**WHAT IS BEING ASKED**
Take each line containing "completed" and report it exactly as written.

**TASK DATA**
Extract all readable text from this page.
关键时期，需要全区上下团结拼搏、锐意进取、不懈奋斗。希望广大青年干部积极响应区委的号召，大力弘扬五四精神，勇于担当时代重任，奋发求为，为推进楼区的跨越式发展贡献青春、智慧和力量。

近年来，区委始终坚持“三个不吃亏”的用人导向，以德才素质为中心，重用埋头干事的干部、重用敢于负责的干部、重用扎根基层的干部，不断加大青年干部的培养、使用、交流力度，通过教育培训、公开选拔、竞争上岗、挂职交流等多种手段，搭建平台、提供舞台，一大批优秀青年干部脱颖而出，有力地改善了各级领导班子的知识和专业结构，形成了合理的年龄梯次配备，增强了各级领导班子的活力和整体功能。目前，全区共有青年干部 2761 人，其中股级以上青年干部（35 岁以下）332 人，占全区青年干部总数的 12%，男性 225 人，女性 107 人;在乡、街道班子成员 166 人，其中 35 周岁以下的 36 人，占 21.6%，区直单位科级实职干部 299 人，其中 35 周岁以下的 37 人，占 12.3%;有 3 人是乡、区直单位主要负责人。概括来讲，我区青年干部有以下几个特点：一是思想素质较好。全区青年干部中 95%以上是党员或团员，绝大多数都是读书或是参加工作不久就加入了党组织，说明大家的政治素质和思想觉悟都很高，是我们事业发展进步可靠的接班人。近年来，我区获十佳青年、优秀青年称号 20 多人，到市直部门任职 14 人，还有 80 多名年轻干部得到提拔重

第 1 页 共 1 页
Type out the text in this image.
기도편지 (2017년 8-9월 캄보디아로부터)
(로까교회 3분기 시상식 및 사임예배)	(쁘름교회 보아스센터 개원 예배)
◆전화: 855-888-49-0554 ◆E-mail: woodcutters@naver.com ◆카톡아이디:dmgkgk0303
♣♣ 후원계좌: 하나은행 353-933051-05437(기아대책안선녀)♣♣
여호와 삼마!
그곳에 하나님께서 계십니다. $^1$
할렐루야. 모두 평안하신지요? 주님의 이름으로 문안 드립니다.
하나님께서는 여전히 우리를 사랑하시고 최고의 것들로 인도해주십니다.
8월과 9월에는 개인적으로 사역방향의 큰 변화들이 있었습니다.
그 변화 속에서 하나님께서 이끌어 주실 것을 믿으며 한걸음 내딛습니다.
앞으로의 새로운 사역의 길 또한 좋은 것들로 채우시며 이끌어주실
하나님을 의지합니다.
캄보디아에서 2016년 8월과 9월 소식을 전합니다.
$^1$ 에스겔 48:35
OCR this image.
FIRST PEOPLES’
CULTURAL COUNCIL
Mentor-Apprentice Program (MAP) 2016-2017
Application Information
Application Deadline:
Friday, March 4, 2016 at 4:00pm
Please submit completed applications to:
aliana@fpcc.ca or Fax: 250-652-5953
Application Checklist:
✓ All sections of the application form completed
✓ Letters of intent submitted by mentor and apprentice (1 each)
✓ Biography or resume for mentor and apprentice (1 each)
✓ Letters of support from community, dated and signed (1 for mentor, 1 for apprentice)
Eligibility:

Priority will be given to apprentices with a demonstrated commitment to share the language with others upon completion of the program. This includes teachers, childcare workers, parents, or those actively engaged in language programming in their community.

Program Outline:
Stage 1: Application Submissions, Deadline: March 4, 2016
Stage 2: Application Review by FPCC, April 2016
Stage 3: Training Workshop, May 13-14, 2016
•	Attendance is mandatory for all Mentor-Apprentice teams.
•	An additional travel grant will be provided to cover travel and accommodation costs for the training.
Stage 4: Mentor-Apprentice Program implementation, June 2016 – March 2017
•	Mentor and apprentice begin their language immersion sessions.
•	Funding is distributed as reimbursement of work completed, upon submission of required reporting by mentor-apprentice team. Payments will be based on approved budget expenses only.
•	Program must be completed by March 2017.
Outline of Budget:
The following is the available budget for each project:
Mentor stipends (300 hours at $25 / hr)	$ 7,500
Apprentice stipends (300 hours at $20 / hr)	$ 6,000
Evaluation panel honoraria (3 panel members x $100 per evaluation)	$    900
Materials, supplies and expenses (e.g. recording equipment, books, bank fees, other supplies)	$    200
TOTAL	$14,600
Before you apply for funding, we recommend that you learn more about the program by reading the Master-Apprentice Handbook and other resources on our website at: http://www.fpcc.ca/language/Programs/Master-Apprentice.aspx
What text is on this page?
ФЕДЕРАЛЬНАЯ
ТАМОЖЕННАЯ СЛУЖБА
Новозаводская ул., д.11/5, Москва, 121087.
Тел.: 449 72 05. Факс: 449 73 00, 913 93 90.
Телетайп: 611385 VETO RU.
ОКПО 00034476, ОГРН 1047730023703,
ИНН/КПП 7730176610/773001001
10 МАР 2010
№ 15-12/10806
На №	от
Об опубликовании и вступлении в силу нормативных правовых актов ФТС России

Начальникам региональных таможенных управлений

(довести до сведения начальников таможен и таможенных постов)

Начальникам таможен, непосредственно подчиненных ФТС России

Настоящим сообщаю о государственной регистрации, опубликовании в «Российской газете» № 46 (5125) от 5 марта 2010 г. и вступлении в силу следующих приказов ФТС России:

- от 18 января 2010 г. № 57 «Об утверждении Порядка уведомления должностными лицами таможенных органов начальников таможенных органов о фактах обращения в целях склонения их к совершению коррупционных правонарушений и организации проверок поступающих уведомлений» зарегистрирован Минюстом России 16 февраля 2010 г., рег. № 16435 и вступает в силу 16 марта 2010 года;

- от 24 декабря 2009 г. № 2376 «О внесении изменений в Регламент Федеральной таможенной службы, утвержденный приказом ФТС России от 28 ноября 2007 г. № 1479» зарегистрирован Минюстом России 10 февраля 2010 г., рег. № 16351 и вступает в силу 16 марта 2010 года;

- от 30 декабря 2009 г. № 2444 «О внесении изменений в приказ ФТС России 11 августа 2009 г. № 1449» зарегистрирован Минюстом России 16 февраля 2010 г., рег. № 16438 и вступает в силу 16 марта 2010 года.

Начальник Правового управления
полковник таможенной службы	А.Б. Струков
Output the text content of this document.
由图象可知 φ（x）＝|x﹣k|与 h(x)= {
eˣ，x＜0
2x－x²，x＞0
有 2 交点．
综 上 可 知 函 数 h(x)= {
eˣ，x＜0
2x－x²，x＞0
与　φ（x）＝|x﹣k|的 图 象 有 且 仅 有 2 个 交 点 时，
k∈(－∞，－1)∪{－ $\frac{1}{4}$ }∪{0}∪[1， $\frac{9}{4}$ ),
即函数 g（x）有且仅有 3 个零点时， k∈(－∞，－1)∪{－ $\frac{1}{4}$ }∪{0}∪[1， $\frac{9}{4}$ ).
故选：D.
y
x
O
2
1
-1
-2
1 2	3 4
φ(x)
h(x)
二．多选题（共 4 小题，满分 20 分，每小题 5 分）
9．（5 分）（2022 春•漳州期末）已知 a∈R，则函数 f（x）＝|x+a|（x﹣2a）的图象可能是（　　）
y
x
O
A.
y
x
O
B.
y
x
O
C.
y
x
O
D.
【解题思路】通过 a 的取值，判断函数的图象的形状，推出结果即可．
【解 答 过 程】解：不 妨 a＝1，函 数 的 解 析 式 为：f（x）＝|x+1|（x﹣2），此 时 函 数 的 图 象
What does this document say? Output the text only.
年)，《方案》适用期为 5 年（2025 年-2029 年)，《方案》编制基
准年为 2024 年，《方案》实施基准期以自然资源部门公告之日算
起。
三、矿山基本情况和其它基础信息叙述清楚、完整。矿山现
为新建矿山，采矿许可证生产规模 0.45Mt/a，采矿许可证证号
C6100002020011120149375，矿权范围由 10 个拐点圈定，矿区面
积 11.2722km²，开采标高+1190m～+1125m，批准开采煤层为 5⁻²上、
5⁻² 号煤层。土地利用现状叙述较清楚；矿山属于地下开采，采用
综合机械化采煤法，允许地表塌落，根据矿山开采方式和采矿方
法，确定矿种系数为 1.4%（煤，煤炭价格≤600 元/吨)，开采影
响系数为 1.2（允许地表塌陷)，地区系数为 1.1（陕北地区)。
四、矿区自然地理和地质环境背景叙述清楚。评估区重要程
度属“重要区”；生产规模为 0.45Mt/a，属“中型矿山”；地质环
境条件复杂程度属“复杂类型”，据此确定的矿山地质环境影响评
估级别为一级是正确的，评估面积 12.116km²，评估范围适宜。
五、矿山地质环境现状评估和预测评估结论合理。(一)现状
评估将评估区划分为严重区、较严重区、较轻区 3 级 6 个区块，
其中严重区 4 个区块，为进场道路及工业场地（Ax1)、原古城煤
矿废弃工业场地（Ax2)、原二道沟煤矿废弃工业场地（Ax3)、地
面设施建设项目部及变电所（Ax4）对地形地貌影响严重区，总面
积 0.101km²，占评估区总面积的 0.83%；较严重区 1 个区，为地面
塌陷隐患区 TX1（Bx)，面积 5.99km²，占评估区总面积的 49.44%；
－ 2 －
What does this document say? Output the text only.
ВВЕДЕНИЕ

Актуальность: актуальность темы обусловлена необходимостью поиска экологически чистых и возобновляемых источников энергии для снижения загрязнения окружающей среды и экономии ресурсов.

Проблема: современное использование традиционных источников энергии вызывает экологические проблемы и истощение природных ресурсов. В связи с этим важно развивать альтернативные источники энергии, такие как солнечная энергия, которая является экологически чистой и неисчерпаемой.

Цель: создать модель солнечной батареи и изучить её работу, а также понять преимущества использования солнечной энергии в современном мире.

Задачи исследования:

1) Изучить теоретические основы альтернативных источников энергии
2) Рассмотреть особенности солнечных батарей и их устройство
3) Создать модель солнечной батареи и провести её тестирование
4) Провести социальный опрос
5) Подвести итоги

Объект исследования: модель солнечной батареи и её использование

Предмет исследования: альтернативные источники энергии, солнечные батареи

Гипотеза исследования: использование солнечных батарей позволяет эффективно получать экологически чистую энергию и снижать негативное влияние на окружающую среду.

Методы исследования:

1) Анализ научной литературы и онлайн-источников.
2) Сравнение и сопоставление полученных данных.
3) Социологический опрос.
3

**TASK OUTPUT**
Please submit completed applications to:
✓ All sections of the application form completed
•	Funding is distributed as reimbursement of work completed, upon submission of required reporting by mentor-apprentice team. Payments will be based on approved budget expenses only.
•	Program must be completed by March 2017.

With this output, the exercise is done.